▸ **Problem description**:
Identify each line containing the word "status" and copy it.

▸ **Material for this exercise**:

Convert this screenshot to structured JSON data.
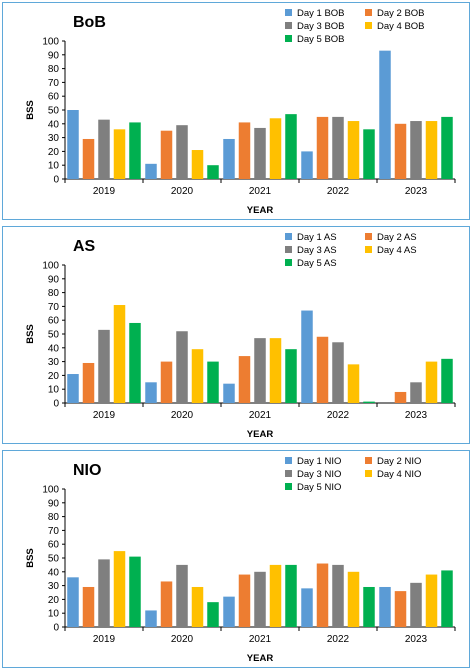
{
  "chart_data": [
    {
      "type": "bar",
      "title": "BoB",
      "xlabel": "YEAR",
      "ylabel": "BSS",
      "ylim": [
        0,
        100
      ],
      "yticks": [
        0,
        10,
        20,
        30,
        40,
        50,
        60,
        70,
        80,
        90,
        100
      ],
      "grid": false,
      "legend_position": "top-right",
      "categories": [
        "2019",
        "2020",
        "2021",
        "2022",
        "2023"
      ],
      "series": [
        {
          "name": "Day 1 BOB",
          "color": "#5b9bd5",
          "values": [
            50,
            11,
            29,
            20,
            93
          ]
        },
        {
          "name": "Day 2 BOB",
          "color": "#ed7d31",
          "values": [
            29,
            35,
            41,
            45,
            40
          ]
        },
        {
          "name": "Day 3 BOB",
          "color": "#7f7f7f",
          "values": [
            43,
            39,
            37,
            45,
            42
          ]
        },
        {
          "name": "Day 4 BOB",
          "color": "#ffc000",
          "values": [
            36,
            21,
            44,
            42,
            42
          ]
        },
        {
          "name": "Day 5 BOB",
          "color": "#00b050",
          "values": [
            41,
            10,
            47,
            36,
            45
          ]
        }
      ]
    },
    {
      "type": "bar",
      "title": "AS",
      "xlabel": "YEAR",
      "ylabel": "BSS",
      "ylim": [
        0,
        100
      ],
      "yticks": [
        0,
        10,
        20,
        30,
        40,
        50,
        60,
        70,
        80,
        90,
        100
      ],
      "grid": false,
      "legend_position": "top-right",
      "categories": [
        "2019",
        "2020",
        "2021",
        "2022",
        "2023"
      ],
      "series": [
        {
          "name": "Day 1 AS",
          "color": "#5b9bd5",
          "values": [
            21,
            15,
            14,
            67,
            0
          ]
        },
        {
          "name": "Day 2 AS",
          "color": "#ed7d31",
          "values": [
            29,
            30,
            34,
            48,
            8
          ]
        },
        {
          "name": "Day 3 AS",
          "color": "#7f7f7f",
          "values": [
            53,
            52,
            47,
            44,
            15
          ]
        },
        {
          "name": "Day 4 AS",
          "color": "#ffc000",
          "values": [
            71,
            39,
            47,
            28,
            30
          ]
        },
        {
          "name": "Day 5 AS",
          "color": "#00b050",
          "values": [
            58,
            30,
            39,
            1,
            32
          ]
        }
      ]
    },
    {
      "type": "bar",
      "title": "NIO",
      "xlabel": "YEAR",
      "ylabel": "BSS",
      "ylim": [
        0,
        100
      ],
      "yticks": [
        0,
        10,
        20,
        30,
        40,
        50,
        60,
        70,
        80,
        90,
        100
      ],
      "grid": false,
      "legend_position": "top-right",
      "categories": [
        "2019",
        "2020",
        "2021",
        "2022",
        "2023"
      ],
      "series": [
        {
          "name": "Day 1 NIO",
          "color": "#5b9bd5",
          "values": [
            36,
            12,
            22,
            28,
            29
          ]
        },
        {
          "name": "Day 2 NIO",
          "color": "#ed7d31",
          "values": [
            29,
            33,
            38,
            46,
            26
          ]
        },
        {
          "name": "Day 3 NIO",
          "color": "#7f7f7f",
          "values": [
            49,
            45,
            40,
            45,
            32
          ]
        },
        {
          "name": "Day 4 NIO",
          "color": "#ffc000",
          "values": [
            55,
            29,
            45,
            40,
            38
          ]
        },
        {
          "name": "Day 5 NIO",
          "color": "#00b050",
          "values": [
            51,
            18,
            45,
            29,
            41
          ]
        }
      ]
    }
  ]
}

==

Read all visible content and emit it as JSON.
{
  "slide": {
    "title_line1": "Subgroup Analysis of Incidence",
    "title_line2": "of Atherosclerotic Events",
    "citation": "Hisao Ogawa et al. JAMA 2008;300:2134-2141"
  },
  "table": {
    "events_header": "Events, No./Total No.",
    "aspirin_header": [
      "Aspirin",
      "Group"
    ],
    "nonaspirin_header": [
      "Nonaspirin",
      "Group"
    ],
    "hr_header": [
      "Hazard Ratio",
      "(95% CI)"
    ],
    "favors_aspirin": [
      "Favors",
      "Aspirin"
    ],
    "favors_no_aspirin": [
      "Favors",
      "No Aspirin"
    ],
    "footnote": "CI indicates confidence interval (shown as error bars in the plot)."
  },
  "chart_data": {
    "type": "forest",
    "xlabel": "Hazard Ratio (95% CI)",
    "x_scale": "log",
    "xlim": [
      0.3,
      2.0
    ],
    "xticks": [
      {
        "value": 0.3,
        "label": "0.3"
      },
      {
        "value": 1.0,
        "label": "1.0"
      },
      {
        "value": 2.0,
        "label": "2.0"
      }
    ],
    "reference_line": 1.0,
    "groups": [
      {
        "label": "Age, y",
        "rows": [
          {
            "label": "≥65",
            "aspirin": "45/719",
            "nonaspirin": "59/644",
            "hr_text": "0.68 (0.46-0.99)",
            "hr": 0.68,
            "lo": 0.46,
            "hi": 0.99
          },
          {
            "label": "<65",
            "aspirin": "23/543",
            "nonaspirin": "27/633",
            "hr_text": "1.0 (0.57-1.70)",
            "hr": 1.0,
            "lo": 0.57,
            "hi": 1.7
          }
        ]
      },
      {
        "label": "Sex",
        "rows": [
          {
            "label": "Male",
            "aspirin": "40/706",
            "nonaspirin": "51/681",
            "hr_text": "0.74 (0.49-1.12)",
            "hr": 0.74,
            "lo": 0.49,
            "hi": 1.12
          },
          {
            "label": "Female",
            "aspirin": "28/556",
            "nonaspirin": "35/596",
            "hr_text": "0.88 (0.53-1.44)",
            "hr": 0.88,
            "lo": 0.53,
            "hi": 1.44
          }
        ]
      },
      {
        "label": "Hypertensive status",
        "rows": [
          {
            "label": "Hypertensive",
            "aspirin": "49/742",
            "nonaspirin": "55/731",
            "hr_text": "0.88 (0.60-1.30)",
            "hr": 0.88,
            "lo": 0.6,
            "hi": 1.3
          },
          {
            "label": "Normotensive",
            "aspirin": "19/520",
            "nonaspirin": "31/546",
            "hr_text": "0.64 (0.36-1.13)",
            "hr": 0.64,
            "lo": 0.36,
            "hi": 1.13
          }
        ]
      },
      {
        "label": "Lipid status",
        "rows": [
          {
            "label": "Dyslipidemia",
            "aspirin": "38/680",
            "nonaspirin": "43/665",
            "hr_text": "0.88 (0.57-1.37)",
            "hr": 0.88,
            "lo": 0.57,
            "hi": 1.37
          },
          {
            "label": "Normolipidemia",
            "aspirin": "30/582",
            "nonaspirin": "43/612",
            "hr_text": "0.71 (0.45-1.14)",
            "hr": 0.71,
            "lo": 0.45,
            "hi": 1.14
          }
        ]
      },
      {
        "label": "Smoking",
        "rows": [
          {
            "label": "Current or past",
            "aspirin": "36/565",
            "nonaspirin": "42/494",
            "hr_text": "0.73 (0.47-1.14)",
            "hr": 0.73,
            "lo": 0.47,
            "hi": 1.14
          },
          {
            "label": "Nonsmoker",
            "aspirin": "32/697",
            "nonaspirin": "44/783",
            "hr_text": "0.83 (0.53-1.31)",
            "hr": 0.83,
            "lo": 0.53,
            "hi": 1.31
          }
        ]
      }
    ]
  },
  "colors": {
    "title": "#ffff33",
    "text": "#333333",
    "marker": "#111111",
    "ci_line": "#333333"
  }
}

▸ **Exercise output**:
        "label": "Hypertensive status",
        "label": "Lipid status",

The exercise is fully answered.